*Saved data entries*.
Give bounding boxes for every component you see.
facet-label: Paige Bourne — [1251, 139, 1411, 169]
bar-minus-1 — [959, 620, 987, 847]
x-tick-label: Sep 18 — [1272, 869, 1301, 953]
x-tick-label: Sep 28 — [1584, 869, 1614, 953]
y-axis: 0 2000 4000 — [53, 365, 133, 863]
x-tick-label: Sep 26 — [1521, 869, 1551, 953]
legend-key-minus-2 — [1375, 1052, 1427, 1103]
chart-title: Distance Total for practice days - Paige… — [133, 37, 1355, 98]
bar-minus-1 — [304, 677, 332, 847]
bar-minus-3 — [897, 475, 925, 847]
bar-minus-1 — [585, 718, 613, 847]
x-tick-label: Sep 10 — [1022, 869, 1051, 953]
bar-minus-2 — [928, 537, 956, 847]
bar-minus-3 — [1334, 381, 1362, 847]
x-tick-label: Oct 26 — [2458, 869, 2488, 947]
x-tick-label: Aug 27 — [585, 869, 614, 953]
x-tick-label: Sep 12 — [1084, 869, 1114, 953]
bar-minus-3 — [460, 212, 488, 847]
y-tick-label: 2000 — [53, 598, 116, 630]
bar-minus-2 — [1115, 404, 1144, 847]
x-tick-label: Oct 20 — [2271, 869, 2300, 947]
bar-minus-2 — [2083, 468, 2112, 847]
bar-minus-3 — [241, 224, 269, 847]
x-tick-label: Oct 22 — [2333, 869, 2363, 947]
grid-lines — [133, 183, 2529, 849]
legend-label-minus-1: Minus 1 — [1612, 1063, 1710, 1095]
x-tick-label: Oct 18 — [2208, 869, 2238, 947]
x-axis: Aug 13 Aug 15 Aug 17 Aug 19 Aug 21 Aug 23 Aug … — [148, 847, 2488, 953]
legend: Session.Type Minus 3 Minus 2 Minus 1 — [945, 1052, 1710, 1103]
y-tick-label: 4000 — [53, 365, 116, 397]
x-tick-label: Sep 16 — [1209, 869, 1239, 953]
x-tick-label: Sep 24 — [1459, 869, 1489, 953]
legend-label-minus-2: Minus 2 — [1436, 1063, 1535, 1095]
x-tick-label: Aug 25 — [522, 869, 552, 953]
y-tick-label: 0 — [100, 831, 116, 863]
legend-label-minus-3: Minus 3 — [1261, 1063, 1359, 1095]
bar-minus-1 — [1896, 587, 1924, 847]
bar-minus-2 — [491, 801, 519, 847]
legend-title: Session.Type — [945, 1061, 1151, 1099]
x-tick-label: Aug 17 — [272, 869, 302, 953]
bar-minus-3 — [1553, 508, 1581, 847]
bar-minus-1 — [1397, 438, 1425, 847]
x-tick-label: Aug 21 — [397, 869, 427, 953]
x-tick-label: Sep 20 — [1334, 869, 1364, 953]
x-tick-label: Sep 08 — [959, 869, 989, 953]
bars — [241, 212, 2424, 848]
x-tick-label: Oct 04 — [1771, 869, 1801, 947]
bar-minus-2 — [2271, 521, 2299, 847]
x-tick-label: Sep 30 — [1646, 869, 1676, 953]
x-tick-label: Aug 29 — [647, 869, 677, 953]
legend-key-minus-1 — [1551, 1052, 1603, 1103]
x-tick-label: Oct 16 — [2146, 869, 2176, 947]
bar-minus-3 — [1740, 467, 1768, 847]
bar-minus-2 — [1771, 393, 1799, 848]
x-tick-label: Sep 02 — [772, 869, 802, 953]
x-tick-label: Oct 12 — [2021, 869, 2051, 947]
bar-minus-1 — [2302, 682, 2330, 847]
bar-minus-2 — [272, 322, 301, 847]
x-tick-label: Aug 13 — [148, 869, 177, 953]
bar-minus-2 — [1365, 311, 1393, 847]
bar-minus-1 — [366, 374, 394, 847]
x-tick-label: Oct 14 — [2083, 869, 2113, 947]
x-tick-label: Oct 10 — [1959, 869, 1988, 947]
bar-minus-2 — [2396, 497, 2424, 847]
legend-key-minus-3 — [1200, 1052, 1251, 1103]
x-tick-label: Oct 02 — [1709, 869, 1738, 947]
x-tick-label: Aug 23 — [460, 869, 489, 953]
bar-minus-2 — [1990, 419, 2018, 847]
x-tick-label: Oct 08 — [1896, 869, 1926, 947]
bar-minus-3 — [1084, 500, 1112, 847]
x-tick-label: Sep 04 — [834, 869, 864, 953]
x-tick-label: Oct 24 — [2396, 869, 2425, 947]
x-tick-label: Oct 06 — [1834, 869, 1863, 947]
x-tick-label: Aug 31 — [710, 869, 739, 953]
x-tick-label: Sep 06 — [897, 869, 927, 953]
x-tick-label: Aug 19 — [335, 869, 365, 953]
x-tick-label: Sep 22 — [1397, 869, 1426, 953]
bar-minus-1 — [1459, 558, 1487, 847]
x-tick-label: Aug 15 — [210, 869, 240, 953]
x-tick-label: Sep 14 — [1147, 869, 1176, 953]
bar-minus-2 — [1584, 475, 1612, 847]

*EXERCISE INSTRUCTIONS*. Return each line of the listing above that contains the string "axis". Case matters.

*OUTPUT OF THE TASK*.
y-axis: 0 2000 4000 — [53, 365, 133, 863]
x-axis: Aug 13 Aug 15 Aug 17 Aug 19 Aug 21 Aug 23 Aug … — [148, 847, 2488, 953]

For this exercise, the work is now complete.